Required work: Go through the listing and pick out each line with the word "一个物体温度升高" in it.

Saved entries:

____

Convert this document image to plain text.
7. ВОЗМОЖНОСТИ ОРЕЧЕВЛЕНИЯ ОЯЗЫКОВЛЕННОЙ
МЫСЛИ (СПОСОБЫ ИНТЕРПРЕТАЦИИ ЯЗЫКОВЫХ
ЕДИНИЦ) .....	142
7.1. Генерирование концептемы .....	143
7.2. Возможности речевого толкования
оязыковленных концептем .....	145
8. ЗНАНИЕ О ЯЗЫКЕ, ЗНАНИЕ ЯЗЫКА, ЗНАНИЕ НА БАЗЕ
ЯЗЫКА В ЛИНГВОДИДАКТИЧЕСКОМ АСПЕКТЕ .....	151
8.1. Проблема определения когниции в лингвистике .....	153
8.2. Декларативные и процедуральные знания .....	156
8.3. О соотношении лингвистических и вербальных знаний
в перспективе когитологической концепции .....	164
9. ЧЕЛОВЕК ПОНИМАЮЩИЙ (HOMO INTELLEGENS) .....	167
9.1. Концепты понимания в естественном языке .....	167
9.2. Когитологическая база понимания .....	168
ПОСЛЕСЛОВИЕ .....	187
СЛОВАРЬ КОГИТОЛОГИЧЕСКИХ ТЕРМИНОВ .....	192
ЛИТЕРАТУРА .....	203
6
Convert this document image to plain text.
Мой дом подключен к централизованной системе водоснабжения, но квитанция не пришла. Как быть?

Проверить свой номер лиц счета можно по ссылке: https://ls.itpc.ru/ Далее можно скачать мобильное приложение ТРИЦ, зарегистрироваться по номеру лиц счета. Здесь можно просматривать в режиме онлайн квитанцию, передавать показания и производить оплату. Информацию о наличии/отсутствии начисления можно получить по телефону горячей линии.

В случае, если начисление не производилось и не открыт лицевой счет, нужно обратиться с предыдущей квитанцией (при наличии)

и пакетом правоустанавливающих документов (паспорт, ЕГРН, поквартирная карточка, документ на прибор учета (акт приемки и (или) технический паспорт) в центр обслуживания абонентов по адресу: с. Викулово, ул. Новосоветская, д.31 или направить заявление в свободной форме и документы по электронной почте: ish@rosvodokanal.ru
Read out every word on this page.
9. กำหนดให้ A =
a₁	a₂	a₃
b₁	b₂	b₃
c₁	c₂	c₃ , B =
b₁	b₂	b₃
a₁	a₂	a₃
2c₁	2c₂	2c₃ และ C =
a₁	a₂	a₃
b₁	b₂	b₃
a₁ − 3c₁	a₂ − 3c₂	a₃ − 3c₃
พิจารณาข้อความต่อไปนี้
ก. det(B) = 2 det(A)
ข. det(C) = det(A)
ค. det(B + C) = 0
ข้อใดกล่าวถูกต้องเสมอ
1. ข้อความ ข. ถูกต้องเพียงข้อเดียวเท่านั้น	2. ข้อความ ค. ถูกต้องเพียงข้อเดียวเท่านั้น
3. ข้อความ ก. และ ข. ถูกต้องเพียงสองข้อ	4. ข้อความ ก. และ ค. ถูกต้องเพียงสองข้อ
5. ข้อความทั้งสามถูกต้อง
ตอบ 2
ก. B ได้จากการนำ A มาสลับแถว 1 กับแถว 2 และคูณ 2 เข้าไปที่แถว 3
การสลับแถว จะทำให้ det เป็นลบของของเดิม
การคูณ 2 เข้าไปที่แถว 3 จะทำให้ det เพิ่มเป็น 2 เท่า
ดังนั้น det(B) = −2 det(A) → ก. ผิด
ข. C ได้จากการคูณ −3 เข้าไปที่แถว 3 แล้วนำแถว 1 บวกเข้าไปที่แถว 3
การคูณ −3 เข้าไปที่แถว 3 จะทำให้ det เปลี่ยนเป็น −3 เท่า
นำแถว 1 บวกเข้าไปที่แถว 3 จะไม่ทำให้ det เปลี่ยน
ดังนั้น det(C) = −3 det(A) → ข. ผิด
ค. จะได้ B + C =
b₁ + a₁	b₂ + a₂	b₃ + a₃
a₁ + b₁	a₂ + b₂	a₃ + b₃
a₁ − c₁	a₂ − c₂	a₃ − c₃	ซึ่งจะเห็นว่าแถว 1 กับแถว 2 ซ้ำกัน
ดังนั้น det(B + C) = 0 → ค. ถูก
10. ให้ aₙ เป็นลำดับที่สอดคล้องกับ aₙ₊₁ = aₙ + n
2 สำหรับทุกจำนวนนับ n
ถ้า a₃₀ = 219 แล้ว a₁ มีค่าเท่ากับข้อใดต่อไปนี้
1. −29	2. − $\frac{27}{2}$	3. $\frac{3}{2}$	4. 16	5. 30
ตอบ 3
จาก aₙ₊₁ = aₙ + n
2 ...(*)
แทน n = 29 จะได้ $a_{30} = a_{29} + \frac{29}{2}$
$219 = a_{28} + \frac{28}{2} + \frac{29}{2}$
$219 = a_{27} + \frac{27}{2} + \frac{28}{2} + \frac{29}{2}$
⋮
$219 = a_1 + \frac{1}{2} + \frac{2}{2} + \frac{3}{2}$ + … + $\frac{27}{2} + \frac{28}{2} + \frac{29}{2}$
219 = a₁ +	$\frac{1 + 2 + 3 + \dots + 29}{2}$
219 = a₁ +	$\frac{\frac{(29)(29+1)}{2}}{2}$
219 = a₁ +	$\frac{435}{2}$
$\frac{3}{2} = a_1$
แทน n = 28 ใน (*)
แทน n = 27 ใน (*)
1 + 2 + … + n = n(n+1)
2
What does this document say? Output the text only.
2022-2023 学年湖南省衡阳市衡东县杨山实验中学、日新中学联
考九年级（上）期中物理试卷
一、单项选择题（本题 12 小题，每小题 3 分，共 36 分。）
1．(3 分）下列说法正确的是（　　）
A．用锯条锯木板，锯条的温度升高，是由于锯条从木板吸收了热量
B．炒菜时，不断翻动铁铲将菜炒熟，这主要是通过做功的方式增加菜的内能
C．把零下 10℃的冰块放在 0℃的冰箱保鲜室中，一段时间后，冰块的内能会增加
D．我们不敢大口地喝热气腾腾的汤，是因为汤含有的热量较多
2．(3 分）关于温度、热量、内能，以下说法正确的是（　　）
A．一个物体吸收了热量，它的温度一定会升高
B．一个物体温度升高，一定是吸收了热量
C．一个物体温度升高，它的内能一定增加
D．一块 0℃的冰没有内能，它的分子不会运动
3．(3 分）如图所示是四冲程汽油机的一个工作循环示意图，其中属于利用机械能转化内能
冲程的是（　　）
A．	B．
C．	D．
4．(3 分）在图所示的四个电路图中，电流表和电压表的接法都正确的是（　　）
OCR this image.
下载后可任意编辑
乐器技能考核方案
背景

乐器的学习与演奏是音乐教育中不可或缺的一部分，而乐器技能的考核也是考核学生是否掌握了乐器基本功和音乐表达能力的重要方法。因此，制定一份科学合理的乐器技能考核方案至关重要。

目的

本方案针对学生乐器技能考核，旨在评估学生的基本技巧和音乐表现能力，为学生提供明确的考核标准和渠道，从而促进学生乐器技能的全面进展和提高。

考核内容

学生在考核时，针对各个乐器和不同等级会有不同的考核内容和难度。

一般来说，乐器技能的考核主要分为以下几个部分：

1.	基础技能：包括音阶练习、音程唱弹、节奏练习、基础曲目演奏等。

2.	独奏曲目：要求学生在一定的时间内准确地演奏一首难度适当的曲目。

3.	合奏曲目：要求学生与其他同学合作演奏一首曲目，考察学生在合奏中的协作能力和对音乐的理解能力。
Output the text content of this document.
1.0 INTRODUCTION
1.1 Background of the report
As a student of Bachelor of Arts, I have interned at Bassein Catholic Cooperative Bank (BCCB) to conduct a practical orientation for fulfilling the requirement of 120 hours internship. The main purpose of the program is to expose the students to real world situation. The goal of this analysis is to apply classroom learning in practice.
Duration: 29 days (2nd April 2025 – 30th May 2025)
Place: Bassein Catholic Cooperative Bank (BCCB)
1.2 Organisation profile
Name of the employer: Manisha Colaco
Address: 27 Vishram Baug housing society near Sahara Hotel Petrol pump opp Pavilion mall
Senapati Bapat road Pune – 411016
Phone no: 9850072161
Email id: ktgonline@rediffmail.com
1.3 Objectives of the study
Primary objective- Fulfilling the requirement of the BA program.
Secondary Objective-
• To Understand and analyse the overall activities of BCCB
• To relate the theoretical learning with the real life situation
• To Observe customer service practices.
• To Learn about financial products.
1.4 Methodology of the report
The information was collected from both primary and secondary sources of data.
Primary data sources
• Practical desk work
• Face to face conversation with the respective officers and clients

____

Reply to the task:
B．一个物体温度升高，一定是吸收了热量
C．一个物体温度升高，它的内能一定增加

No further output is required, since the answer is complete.